- **Dataset excerpts**
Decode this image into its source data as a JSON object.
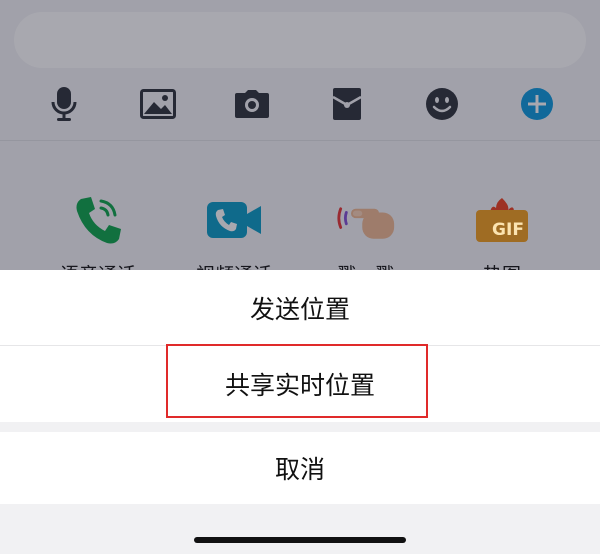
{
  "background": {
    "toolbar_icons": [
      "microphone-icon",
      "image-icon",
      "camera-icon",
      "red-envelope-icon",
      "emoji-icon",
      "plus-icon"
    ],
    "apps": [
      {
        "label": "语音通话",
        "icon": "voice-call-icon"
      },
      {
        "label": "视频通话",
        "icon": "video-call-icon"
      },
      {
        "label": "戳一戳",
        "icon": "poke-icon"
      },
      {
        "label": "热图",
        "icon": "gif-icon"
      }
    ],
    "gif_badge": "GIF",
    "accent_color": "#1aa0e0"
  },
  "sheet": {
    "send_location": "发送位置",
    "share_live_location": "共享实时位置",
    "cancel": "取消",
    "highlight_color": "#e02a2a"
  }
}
--
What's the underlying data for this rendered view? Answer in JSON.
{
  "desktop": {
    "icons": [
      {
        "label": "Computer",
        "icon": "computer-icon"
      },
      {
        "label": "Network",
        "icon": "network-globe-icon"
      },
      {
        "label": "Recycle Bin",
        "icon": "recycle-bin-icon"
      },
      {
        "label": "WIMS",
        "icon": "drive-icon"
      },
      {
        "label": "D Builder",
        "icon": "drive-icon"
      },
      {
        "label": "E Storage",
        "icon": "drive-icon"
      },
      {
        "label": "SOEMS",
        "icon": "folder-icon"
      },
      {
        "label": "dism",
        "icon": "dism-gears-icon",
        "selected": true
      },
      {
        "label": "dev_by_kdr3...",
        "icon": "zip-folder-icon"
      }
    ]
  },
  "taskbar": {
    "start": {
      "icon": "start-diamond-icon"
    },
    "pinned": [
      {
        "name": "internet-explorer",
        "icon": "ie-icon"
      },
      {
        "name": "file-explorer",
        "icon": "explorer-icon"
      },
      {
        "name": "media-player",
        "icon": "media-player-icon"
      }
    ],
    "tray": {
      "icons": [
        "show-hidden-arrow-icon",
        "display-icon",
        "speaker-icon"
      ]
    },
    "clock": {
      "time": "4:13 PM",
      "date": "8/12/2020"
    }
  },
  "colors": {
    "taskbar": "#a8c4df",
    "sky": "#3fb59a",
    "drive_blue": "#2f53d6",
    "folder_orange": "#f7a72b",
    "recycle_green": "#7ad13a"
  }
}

- **What is required**
Look through the entries and return every line where "call" appears.

- **Written solution**
        "icon": "voice-call-icon"
        "icon": "video-call-icon"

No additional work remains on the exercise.